• [DATASET EXCERPTS]:
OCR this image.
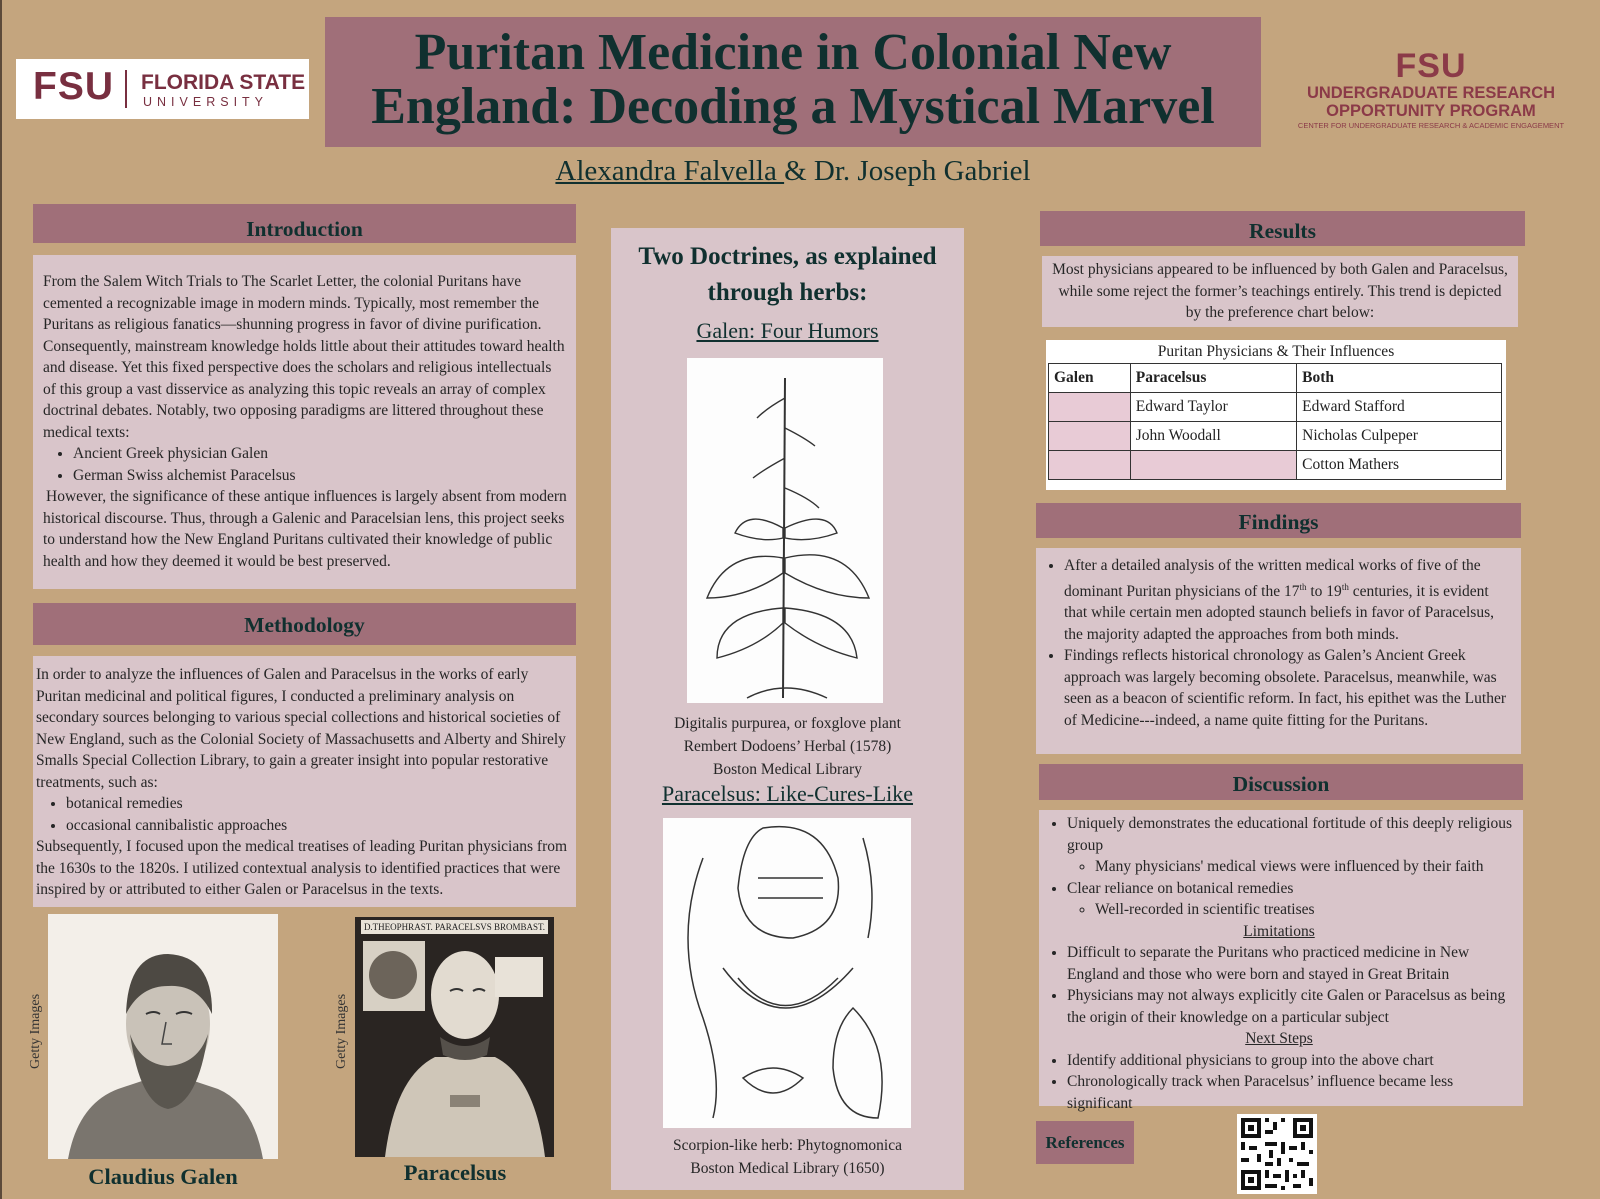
FSU FLORIDA STATE
UNIVERSITY
Puritan Medicine in Colonial New
England: Decoding a Mystical Marvel
FSU
UNDERGRADUATE RESEARCH
OPPORTUNITY PROGRAM
CENTER FOR UNDERGRADUATE RESEARCH & ACADEMIC ENGAGEMENT
Alexandra Falvella & Dr. Joseph Gabriel
Introduction

From the Salem Witch Trials to The Scarlet Letter, the colonial Puritans have cemented a recognizable image in modern minds. Typically, most remember the Puritans as religious fanatics—shunning progress in favor of divine purification. Consequently, mainstream knowledge holds little about their attitudes toward health and disease. Yet this fixed perspective does the scholars and religious intellectuals of this group a vast disservice as analyzing this topic reveals an array of complex doctrinal debates. Notably, two opposing paradigms are littered throughout these medical texts:

• Ancient Greek physician Galen
• German Swiss alchemist Paracelsus

However, the significance of these antique influences is largely absent from modern historical discourse. Thus, through a Galenic and Paracelsian lens, this project seeks to understand how the New England Puritans cultivated their knowledge of public health and how they deemed it would be best preserved.

Methodology

In order to analyze the influences of Galen and Paracelsus in the works of early Puritan medicinal and political figures, I conducted a preliminary analysis on secondary sources belonging to various special collections and historical societies of New England, such as the Colonial Society of Massachusetts and Alberty and Shirely Smalls Special Collection Library, to gain a greater insight into popular restorative treatments, such as:

• botanical remedies
• occasional cannibalistic approaches

Subsequently, I focused upon the medical treatises of leading Puritan physicians from the 1630s to the 1820s. I utilized contextual analysis to identified practices that were inspired by or attributed to either Galen or Paracelsus in the texts.

Getty Images
Claudius Galen
Getty Images
D.THEOPHRAST. PARACELSVS BROMBAST.
Paracelsus
Two Doctrines, as explained through herbs:
Galen: Four Humors
Digitalis purpurea, or foxglove plant
Rembert Dodoens’ Herbal (1578)
Boston Medical Library
Paracelsus: Like-Cures-Like
Scorpion-like herb: Phytognomonica
Boston Medical Library (1650)
Results

Most physicians appeared to be influenced by both Galen and Paracelsus, while some reject the former’s teachings entirely. This trend is depicted by the preference chart below:

Puritan Physicians & Their Influences
Galen	Paracelsus	Both
	Edward Taylor	Edward Stafford
	John Woodall	Nicholas Culpeper
		Cotton Mathers
Findings
• After a detailed analysis of the written medical works of five of the dominant Puritan physicians of the 17th to 19th centuries, it is evident that while certain men adopted staunch beliefs in favor of Paracelsus, the majority adapted the approaches from both minds.
• Findings reflects historical chronology as Galen’s Ancient Greek approach was largely becoming obsolete. Paracelsus, meanwhile, was seen as a beacon of scientific reform. In fact, his epithet was the Luther of Medicine---indeed, a name quite fitting for the Puritans.
Discussion
• Uniquely demonstrates the educational fortitude of this deeply religious group
◦ Many physicians' medical views were influenced by their faith
• Clear reliance on botanical remedies
◦ Well-recorded in scientific treatises
Limitations
• Difficult to separate the Puritans who practiced medicine in New England and those who were born and stayed in Great Britain
• Physicians may not always explicitly cite Galen or Paracelsus as being the origin of their knowledge on a particular subject
Next Steps
• Identify additional physicians to group into the above chart
• Chronologically track when Paracelsus’ influence became less significant
References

• [SHORT TASK]:
Pick out the lines above that hold the string "influenced" and show them.

• [IN RESPONSE]:
Most physicians appeared to be influenced by both Galen and Paracelsus, while some reject the former’s teachings entirely. This trend is depicted by the preference chart below:
◦ Many physicians' medical views were influenced by their faith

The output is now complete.